>>>
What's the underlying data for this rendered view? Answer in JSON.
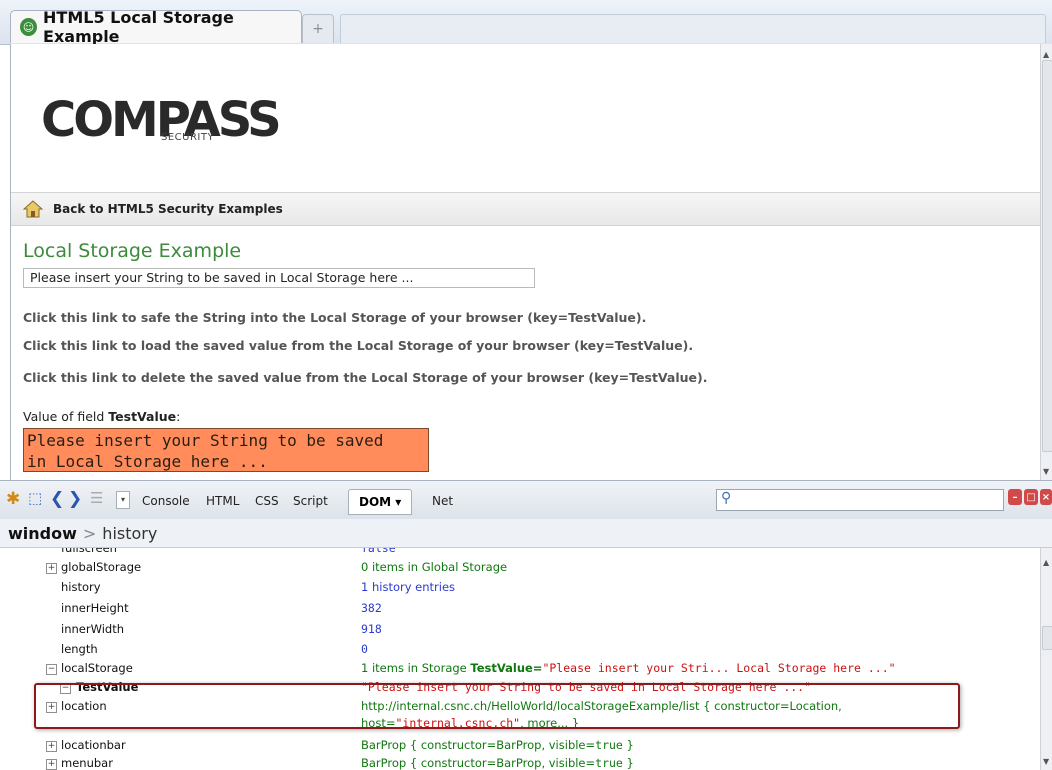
{
  "tab": {
    "title": "HTML5 Local Storage Example",
    "newtab_glyph": "+"
  },
  "page": {
    "logo_text": "COMPASS",
    "logo_sub": "SECURITY",
    "back_link": "Back to HTML5 Security Examples",
    "heading": "Local Storage Example",
    "input_value": "Please insert your String to be saved in Local Storage here ...",
    "link_save": "Click this link to safe the String into the Local Storage of your browser (key=TestValue).",
    "link_load": "Click this link to load the saved value from the Local Storage of your browser (key=TestValue).",
    "link_delete": "Click this link to delete the saved value from the Local Storage of your browser (key=TestValue).",
    "value_label_prefix": "Value of field ",
    "value_label_key": "TestValue",
    "value_label_suffix": ":",
    "value_line1": "Please insert your String to be saved",
    "value_line2": "in Local Storage here ...",
    "value_box_color": "#ff8c5a"
  },
  "firebug": {
    "tabs": [
      "Console",
      "HTML",
      "CSS",
      "Script",
      "DOM ▾",
      "Net"
    ],
    "active_tab": "DOM ▾",
    "search_placeholder": ""
  },
  "breadcrumb": {
    "root": "window",
    "separator": ">",
    "current": "history"
  },
  "dom_rows": [
    {
      "name": "fullscreen",
      "value": "false"
    },
    {
      "name": "globalStorage",
      "value": "0 items in Global Storage",
      "expandable": true
    },
    {
      "name": "history",
      "value": "1 history entries"
    },
    {
      "name": "innerHeight",
      "value": "382"
    },
    {
      "name": "innerWidth",
      "value": "918"
    },
    {
      "name": "length",
      "value": "0"
    },
    {
      "name": "localStorage",
      "value_prefix": "1 items in Storage ",
      "value_key": "TestValue=",
      "value_str": "\"Please insert your Stri... Local Storage here ...\"",
      "expandable": true,
      "expanded": true
    },
    {
      "name": "TestValue",
      "value": "\"Please insert your String to be saved in Local Storage here ...\""
    },
    {
      "name": "location",
      "value_line1_url": "http://internal.csnc.ch/HelloWorld/localStorageExample/list",
      "value_line1_rest": " { constructor=Location,",
      "value_line2_key": "host=",
      "value_line2_str": "\"internal.csnc.ch\"",
      "value_line2_rest": ",  more... }",
      "expandable": true
    },
    {
      "name": "locationbar",
      "value_prefix": "BarProp { constructor=BarProp,  visible=",
      "value_bool": "true",
      "value_suffix": " }",
      "expandable": true
    },
    {
      "name": "menubar",
      "value_prefix": "BarProp { constructor=BarProp,  visible=",
      "value_bool": "true",
      "value_suffix": " }",
      "expandable": true
    }
  ],
  "colors": {
    "heading_green": "#3d8a3d",
    "highlight_border": "#8b1a1a"
  }
}
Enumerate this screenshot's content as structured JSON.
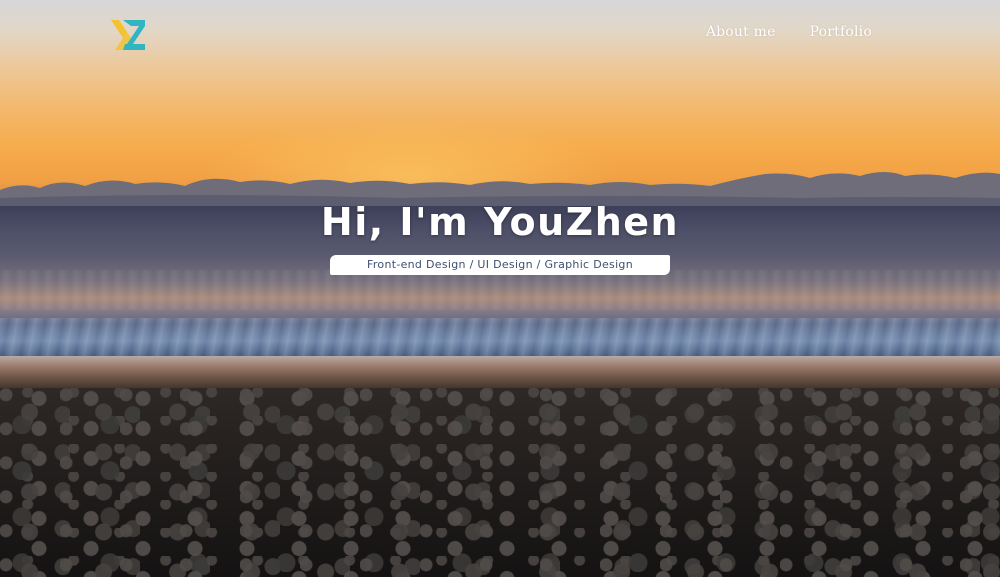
{
  "nav": {
    "logo_icon": "yz-monogram-logo",
    "links": [
      {
        "label": "About me"
      },
      {
        "label": "Portfolio"
      }
    ]
  },
  "hero": {
    "headline": "Hi, I'm YouZhen",
    "tagline": "Front-end Design / UI Design / Graphic Design",
    "background": "sunset-beach-photo"
  },
  "colors": {
    "logo_yellow": "#f2c230",
    "logo_teal": "#2fb6c2",
    "tagline_text": "#3d5070",
    "nav_text": "#ffffff"
  }
}
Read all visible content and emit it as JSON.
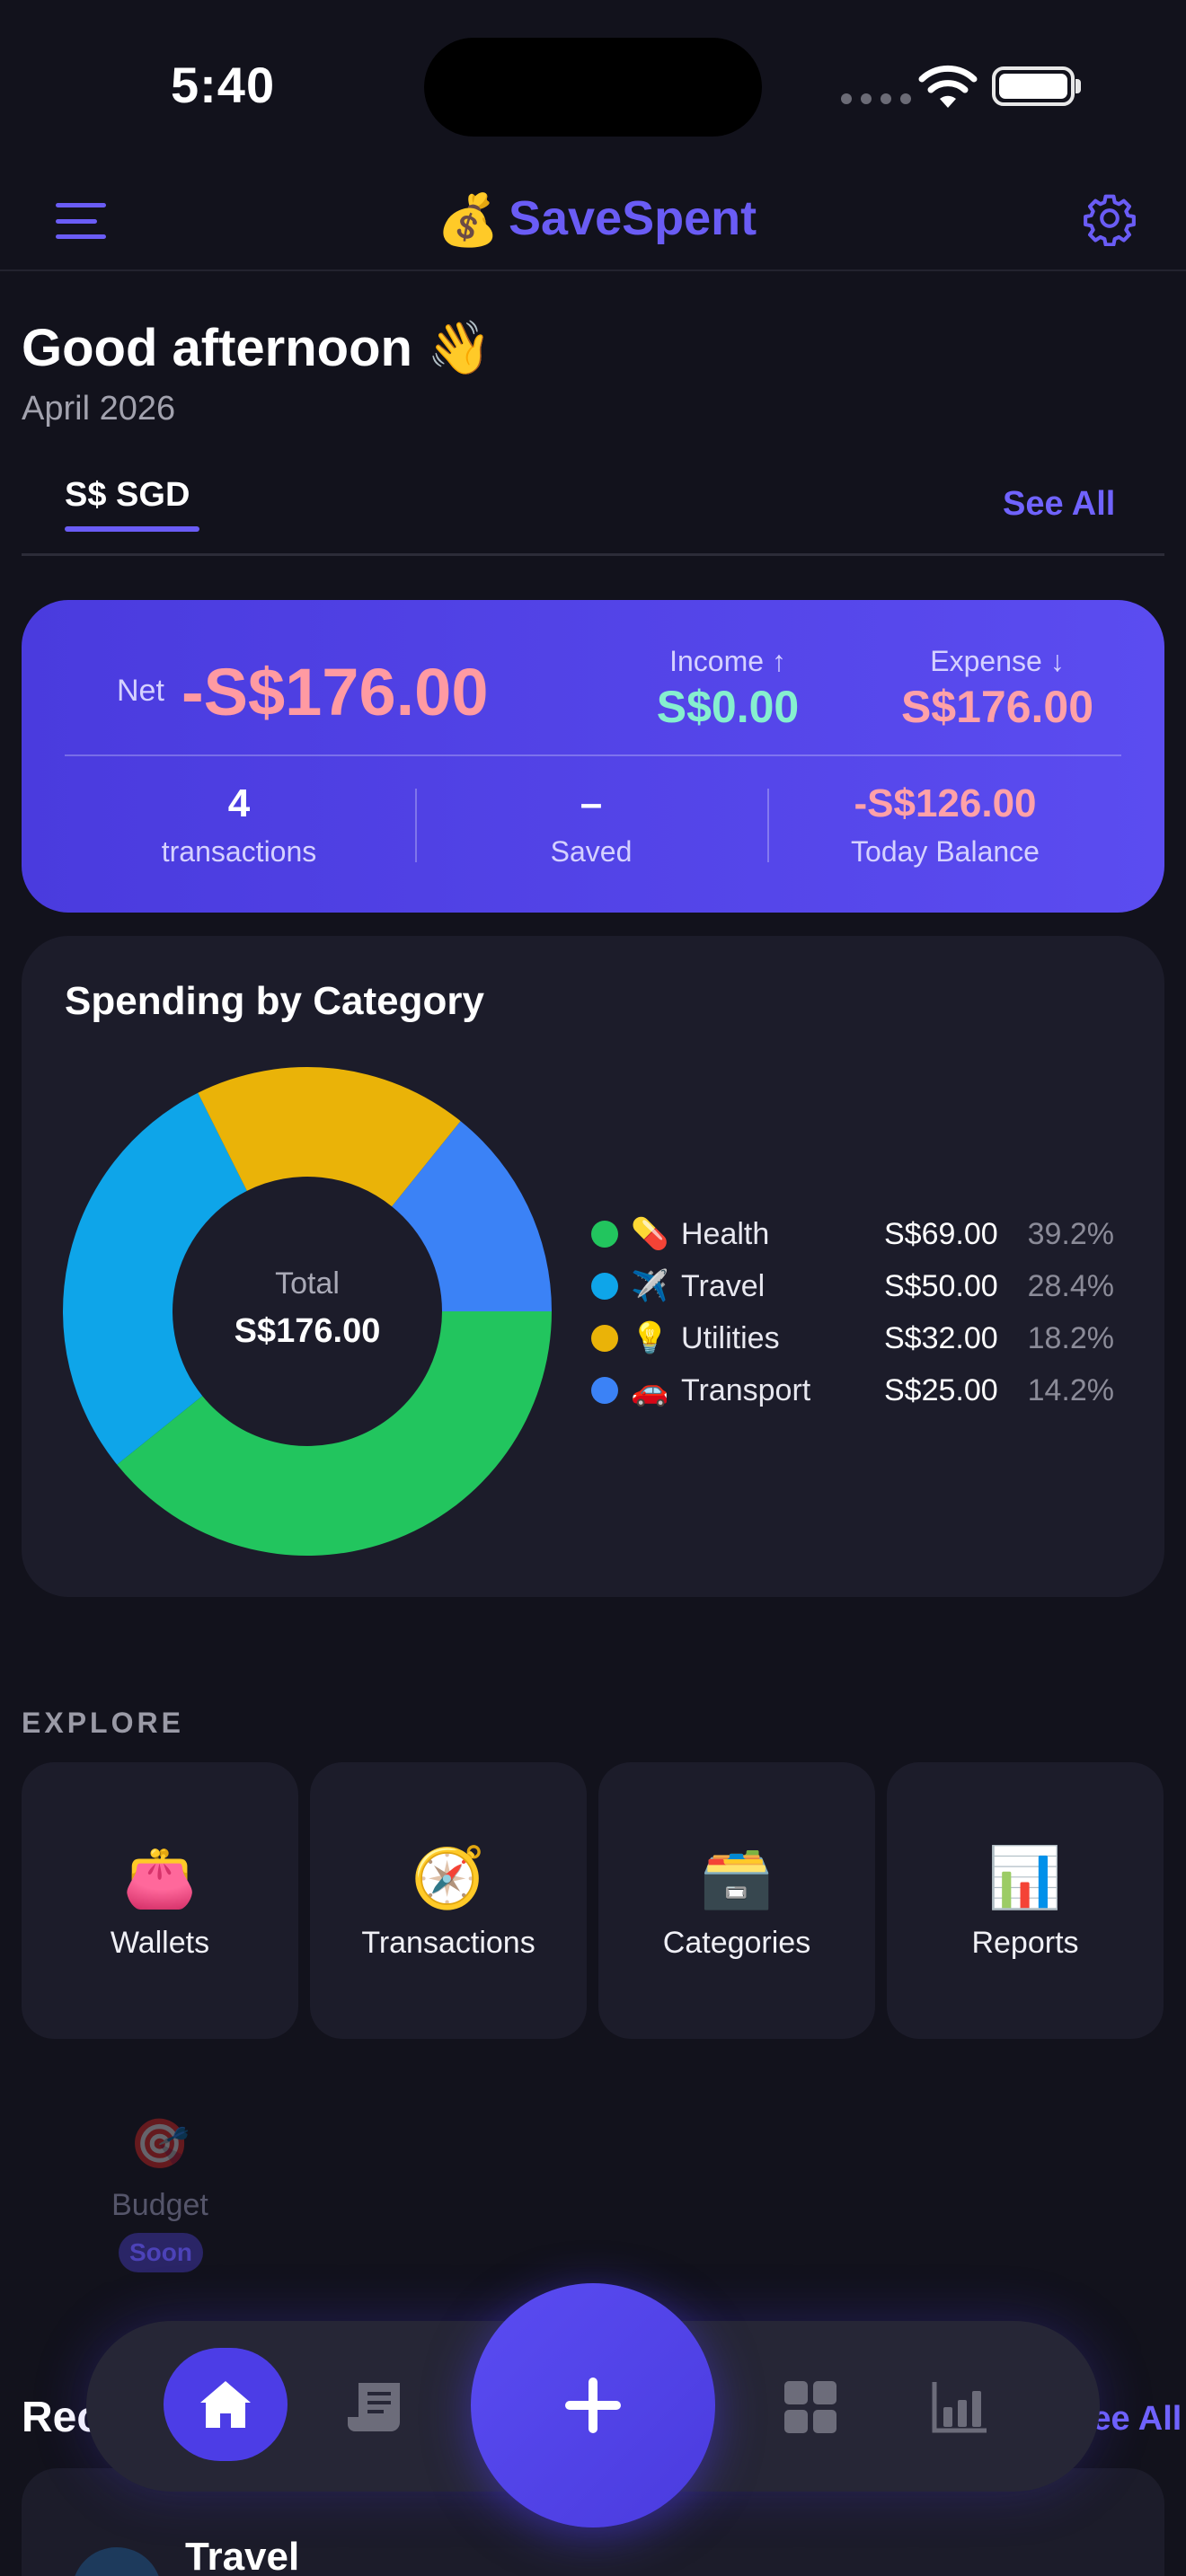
{
  "status_bar": {
    "time": "5:40"
  },
  "header": {
    "brand_emoji": "💰",
    "brand_name": "SaveSpent"
  },
  "greeting": {
    "text": "Good afternoon 👋",
    "period": "April 2026"
  },
  "tabs": {
    "active": "S$ SGD",
    "see_all": "See All"
  },
  "summary": {
    "net_label": "Net",
    "net_value": "-S$176.00",
    "income_label": "Income ↑",
    "income_value": "S$0.00",
    "expense_label": "Expense ↓",
    "expense_value": "S$176.00",
    "stats": [
      {
        "value": "4",
        "label": "transactions"
      },
      {
        "value": "–",
        "label": "Saved"
      },
      {
        "value": "-S$126.00",
        "label": "Today Balance"
      }
    ]
  },
  "spending": {
    "title": "Spending by Category",
    "center_label": "Total",
    "center_value": "S$176.00"
  },
  "chart_data": {
    "type": "pie",
    "title": "Spending by Category",
    "categories": [
      "Health",
      "Travel",
      "Utilities",
      "Transport"
    ],
    "values": [
      69.0,
      50.0,
      32.0,
      25.0
    ],
    "amounts": [
      "S$69.00",
      "S$50.00",
      "S$32.00",
      "S$25.00"
    ],
    "percents": [
      "39.2%",
      "28.4%",
      "18.2%",
      "14.2%"
    ],
    "emojis": [
      "💊",
      "✈️",
      "💡",
      "🚗"
    ],
    "colors": [
      "#22c55e",
      "#0ea5e9",
      "#eab308",
      "#3b82f6"
    ],
    "legend_position": "right"
  },
  "explore": {
    "title": "EXPLORE",
    "tiles": [
      {
        "emoji": "👛",
        "label": "Wallets"
      },
      {
        "emoji": "🧭",
        "label": "Transactions"
      },
      {
        "emoji": "🗃️",
        "label": "Categories"
      },
      {
        "emoji": "📊",
        "label": "Reports"
      }
    ],
    "budget": {
      "emoji": "🎯",
      "label": "Budget",
      "badge": "Soon"
    }
  },
  "recent": {
    "title": "Recent",
    "see_all": "See All",
    "first_item": "Travel"
  }
}
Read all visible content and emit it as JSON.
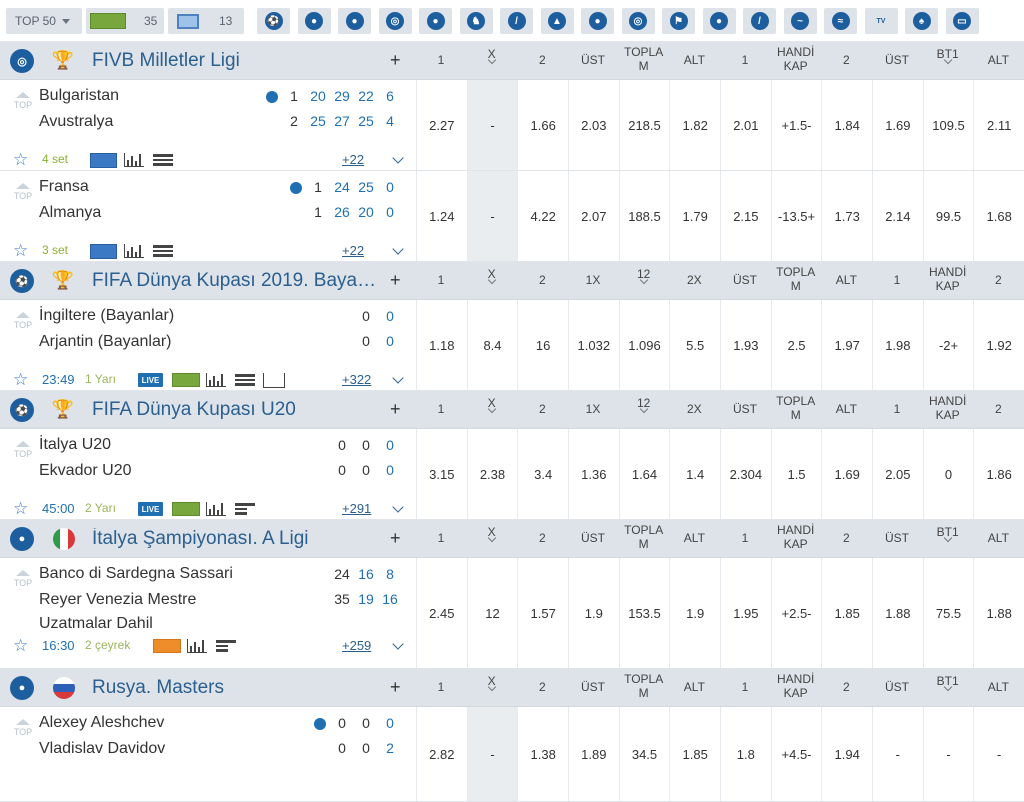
{
  "topbar": {
    "top50": "TOP 50",
    "pitch_count": "35",
    "screen_count": "13",
    "sports": [
      "football-icon",
      "basketball-icon",
      "tennis-icon",
      "volleyball-icon",
      "table-tennis-icon",
      "horse-racing-icon",
      "hockey-icon",
      "billiards-icon",
      "ice-hockey-icon",
      "darts-icon",
      "golf-icon",
      "rugby-icon",
      "badminton-icon",
      "water-polo-icon",
      "dog-racing-icon",
      "tv-bet-icon",
      "poker-icon",
      "esports-icon"
    ],
    "tvbet_label": "TV BET"
  },
  "leagues": [
    {
      "name": "FIVB Milletler Ligi",
      "plus": "+",
      "headers": [
        "1",
        "X",
        "2",
        "ÜST",
        "TOPLA M",
        "ALT",
        "1",
        "HANDİ KAP",
        "2",
        "ÜST",
        "BT1",
        "ALT"
      ],
      "matches": [
        {
          "top": "TOP",
          "team1": "Bulgaristan",
          "team2": "Avustralya",
          "s1": [
            "1",
            "20",
            "29",
            "22",
            "6"
          ],
          "s2": [
            "2",
            "25",
            "27",
            "25",
            "4"
          ],
          "status": "4 set",
          "more": "+22",
          "odds": [
            "2.27",
            "-",
            "1.66",
            "2.03",
            "218.5",
            "1.82",
            "2.01",
            "+1.5-",
            "1.84",
            "1.69",
            "109.5",
            "2.11"
          ]
        },
        {
          "top": "TOP",
          "team1": "Fransa",
          "team2": "Almanya",
          "s1": [
            "1",
            "24",
            "25",
            "0"
          ],
          "s2": [
            "1",
            "26",
            "20",
            "0"
          ],
          "status": "3 set",
          "more": "+22",
          "odds": [
            "1.24",
            "-",
            "4.22",
            "2.07",
            "188.5",
            "1.79",
            "2.15",
            "-13.5+",
            "1.73",
            "2.14",
            "99.5",
            "1.68"
          ]
        }
      ]
    },
    {
      "name": "FIFA Dünya Kupası 2019. Bayanlar",
      "plus": "+",
      "headers": [
        "1",
        "X",
        "2",
        "1X",
        "12",
        "2X",
        "ÜST",
        "TOPLA M",
        "ALT",
        "1",
        "HANDİ KAP",
        "2"
      ],
      "matches": [
        {
          "top": "TOP",
          "team1": "İngiltere (Bayanlar)",
          "team2": "Arjantin (Bayanlar)",
          "s1": [
            "0",
            "0"
          ],
          "s2": [
            "0",
            "0"
          ],
          "time": "23:49",
          "status": "1 Yarı",
          "more": "+322",
          "odds": [
            "1.18",
            "8.4",
            "16",
            "1.032",
            "1.096",
            "5.5",
            "1.93",
            "2.5",
            "1.97",
            "1.98",
            "-2+",
            "1.92"
          ]
        }
      ]
    },
    {
      "name": "FIFA Dünya Kupası U20",
      "plus": "+",
      "headers": [
        "1",
        "X",
        "2",
        "1X",
        "12",
        "2X",
        "ÜST",
        "TOPLA M",
        "ALT",
        "1",
        "HANDİ KAP",
        "2"
      ],
      "matches": [
        {
          "top": "TOP",
          "team1": "İtalya U20",
          "team2": "Ekvador U20",
          "s1": [
            "0",
            "0",
            "0"
          ],
          "s2": [
            "0",
            "0",
            "0"
          ],
          "time": "45:00",
          "status": "2 Yarı",
          "more": "+291",
          "odds": [
            "3.15",
            "2.38",
            "3.4",
            "1.36",
            "1.64",
            "1.4",
            "2.304",
            "1.5",
            "1.69",
            "2.05",
            "0",
            "1.86"
          ]
        }
      ]
    },
    {
      "name": "İtalya Şampiyonası. A Ligi",
      "plus": "+",
      "headers": [
        "1",
        "X",
        "2",
        "ÜST",
        "TOPLA M",
        "ALT",
        "1",
        "HANDİ KAP",
        "2",
        "ÜST",
        "BT1",
        "ALT"
      ],
      "matches": [
        {
          "top": "TOP",
          "team1": "Banco di Sardegna Sassari",
          "team2": "Reyer Venezia Mestre",
          "team3": "Uzatmalar Dahil",
          "s1": [
            "24",
            "16",
            "8"
          ],
          "s2": [
            "35",
            "19",
            "16"
          ],
          "time": "16:30",
          "status": "2 çeyrek",
          "more": "+259",
          "odds": [
            "2.45",
            "12",
            "1.57",
            "1.9",
            "153.5",
            "1.9",
            "1.95",
            "+2.5-",
            "1.85",
            "1.88",
            "75.5",
            "1.88"
          ]
        }
      ]
    },
    {
      "name": "Rusya. Masters",
      "plus": "+",
      "headers": [
        "1",
        "X",
        "2",
        "ÜST",
        "TOPLA M",
        "ALT",
        "1",
        "HANDİ KAP",
        "2",
        "ÜST",
        "BT1",
        "ALT"
      ],
      "matches": [
        {
          "top": "TOP",
          "team1": "Alexey Aleshchev",
          "team2": "Vladislav Davidov",
          "s1": [
            "0",
            "0",
            "0"
          ],
          "s2": [
            "0",
            "0",
            "2"
          ],
          "odds": [
            "2.82",
            "-",
            "1.38",
            "1.89",
            "34.5",
            "1.85",
            "1.8",
            "+4.5-",
            "1.94",
            "-",
            "-",
            "-"
          ]
        }
      ]
    }
  ]
}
<<<
■ Task instructions
Gather up, from the records above, each line where the word "title" appears.

■ Answer for the task
    "title": "HTML5 Local Storage Example",
    "title": "Spending by Category",
    "title": "Spending by Category",
    "title": "EXPLORE",
    "title": "Recent",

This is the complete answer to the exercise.